[Extracted data entries]
<<<<
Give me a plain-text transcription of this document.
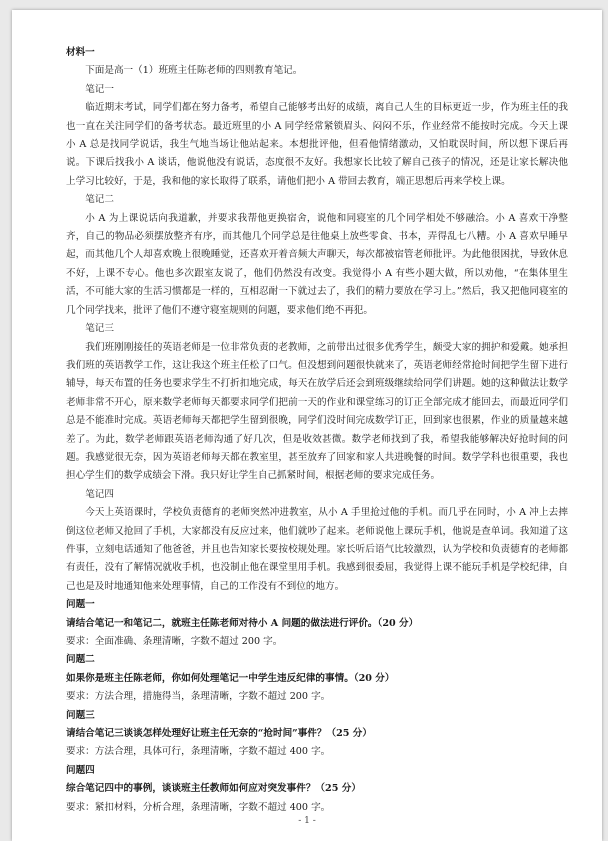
材料一

下面是高一（1）班班主任陈老师的四则教育笔记。

笔记一

临近期末考试，同学们都在努力备考，希望自己能够考出好的成绩，离自己人生的目标更近一步，作为班主任的我也一直在关注同学们的备考状态。最近班里的小 A 同学经常紧锁眉头、闷闷不乐，作业经常不能按时完成。今天上课小 A 总是找同学说话，我生气地当场让他站起来。本想批评他，但看他情绪激动，又怕耽误时间，所以想下课后再说。下课后找我小 A 谈话，他说他没有说话，态度很不友好。我想家长比较了解自己孩子的情况，还是让家长解决他上学习比较好，于是，我和他的家长取得了联系，请他们把小 A 带回去教育，端正思想后再来学校上课。

笔记二

小 A 为上课说话向我道歉，并要求我帮他更换宿舍，说他和同寝室的几个同学相处不够融洽。小 A 喜欢干净整齐，自己的物品必须摆放整齐有序，而其他几个同学总是往他桌上放些零食、书本，弄得乱七八糟。小 A 喜欢早睡早起，而其他几个人却喜欢晚上很晚睡觉，还喜欢开着音频大声聊天，每次都被宿管老师批评。为此他很困扰，导致休息不好，上课不专心。他也多次跟室友说了，他们仍然没有改变。我觉得小 A 有些小题大做，所以劝他，“在集体里生活，不可能大家的生活习惯都是一样的，互相忍耐一下就过去了，我们的精力要放在学习上。”然后，我又把他同寝室的几个同学找来，批评了他们不遵守寝室规则的问题，要求他们绝不再犯。

笔记三

我们班刚刚接任的英语老师是一位非常负责的老教师，之前带出过很多优秀学生，颇受大家的拥护和爱戴。她承担我们班的英语教学工作，这让我这个班主任松了口气。但没想到问题很快就来了，英语老师经常抢时间把学生留下进行辅导，每天布置的任务也要求学生不打折扣地完成，每天在放学后还会到班级继续给同学们讲题。她的这种做法让数学老师非常不开心，原来数学老师每天都要求同学们把前一天的作业和课堂练习的订正全部完成才能回去，而最近同学们总是不能准时完成。英语老师每天都把学生留到很晚，同学们没时间完成数学订正，回到家也很累，作业的质量越来越差了。为此，数学老师跟英语老师沟通了好几次，但是收效甚微。数学老师找到了我，希望我能够解决好抢时间的问题。我感觉很无奈，因为英语老师每天都在教室里，甚至放弃了回家和家人共进晚餐的时间。数学学科也很重要，我也担心学生们的数学成绩会下滑。我只好让学生自己抓紧时间，根据老师的要求完成任务。

笔记四

今天上英语课时，学校负责德育的老师突然冲进教室，从小 A 手里抢过他的手机。而几乎在同时，小 A 冲上去摔倒这位老师又抢回了手机，大家都没有反应过来，他们就吵了起来。老师说他上课玩手机，他说是查单词。我知道了这件事，立刻电话通知了他爸爸，并且也告知家长要按校规处理。家长听后语气比较激烈，认为学校和负责德育的老师都有责任，没有了解情况就收手机，也没制止他在课堂里用手机。我感到很委屈，我觉得上课不能玩手机是学校纪律，自己也是及时地通知他来处理事情，自己的工作没有不到位的地方。

问题一

请结合笔记一和笔记二，就班主任陈老师对待小 A 问题的做法进行评价。（20 分）

要求：全面准确、条理清晰，字数不超过 200 字。

问题二

如果你是班主任陈老师，你如何处理笔记一中学生违反纪律的事情。（20 分）

要求：方法合理，措施得当，条理清晰，字数不超过 200 字。

问题三

请结合笔记三谈谈怎样处理好让班主任无奈的“抢时间”事件？（25 分）

要求：方法合理，具体可行，条理清晰，字数不超过 400 字。

问题四

综合笔记四中的事例，谈谈班主任教师如何应对突发事件？（25 分）

要求：紧扣材料，分析合理，条理清晰，字数不超过 400 字。

- 1 -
>>>>
What you are asked to do: Reproduce each line of the records exactly, and omit every picture.

Expected output:
Give me a plain-text transcription of this document.
材料一

下面是高一（1）班班主任陈老师的四则教育笔记。

笔记一

临近期末考试，同学们都在努力备考，希望自己能够考出好的成绩，离自己人生的目标更近一步，作为班主任的我也一直在关注同学们的备考状态。最近班里的小 A 同学经常紧锁眉头、闷闷不乐，作业经常不能按时完成。今天上课小 A 总是找同学说话，我生气地当场让他站起来。本想批评他，但看他情绪激动，又怕耽误时间，所以想下课后再说。下课后找我小 A 谈话，他说他没有说话，态度很不友好。我想家长比较了解自己孩子的情况，还是让家长解决他上学习比较好，于是，我和他的家长取得了联系，请他们把小 A 带回去教育，端正思想后再来学校上课。

笔记二

小 A 为上课说话向我道歉，并要求我帮他更换宿舍，说他和同寝室的几个同学相处不够融洽。小 A 喜欢干净整齐，自己的物品必须摆放整齐有序，而其他几个同学总是往他桌上放些零食、书本，弄得乱七八糟。小 A 喜欢早睡早起，而其他几个人却喜欢晚上很晚睡觉，还喜欢开着音频大声聊天，每次都被宿管老师批评。为此他很困扰，导致休息不好，上课不专心。他也多次跟室友说了，他们仍然没有改变。我觉得小 A 有些小题大做，所以劝他，“在集体里生活，不可能大家的生活习惯都是一样的，互相忍耐一下就过去了，我们的精力要放在学习上。”然后，我又把他同寝室的几个同学找来，批评了他们不遵守寝室规则的问题，要求他们绝不再犯。

笔记三

我们班刚刚接任的英语老师是一位非常负责的老教师，之前带出过很多优秀学生，颇受大家的拥护和爱戴。她承担我们班的英语教学工作，这让我这个班主任松了口气。但没想到问题很快就来了，英语老师经常抢时间把学生留下进行辅导，每天布置的任务也要求学生不打折扣地完成，每天在放学后还会到班级继续给同学们讲题。她的这种做法让数学老师非常不开心，原来数学老师每天都要求同学们把前一天的作业和课堂练习的订正全部完成才能回去，而最近同学们总是不能准时完成。英语老师每天都把学生留到很晚，同学们没时间完成数学订正，回到家也很累，作业的质量越来越差了。为此，数学老师跟英语老师沟通了好几次，但是收效甚微。数学老师找到了我，希望我能够解决好抢时间的问题。我感觉很无奈，因为英语老师每天都在教室里，甚至放弃了回家和家人共进晚餐的时间。数学学科也很重要，我也担心学生们的数学成绩会下滑。我只好让学生自己抓紧时间，根据老师的要求完成任务。

笔记四

今天上英语课时，学校负责德育的老师突然冲进教室，从小 A 手里抢过他的手机。而几乎在同时，小 A 冲上去摔倒这位老师又抢回了手机，大家都没有反应过来，他们就吵了起来。老师说他上课玩手机，他说是查单词。我知道了这件事，立刻电话通知了他爸爸，并且也告知家长要按校规处理。家长听后语气比较激烈，认为学校和负责德育的老师都有责任，没有了解情况就收手机，也没制止他在课堂里用手机。我感到很委屈，我觉得上课不能玩手机是学校纪律，自己也是及时地通知他来处理事情，自己的工作没有不到位的地方。

问题一

请结合笔记一和笔记二，就班主任陈老师对待小 A 问题的做法进行评价。（20 分）

要求：全面准确、条理清晰，字数不超过 200 字。

问题二

如果你是班主任陈老师，你如何处理笔记一中学生违反纪律的事情。（20 分）

要求：方法合理，措施得当，条理清晰，字数不超过 200 字。

问题三

请结合笔记三谈谈怎样处理好让班主任无奈的“抢时间”事件？（25 分）

要求：方法合理，具体可行，条理清晰，字数不超过 400 字。

问题四

综合笔记四中的事例，谈谈班主任教师如何应对突发事件？（25 分）

要求：紧扣材料，分析合理，条理清晰，字数不超过 400 字。

- 1 -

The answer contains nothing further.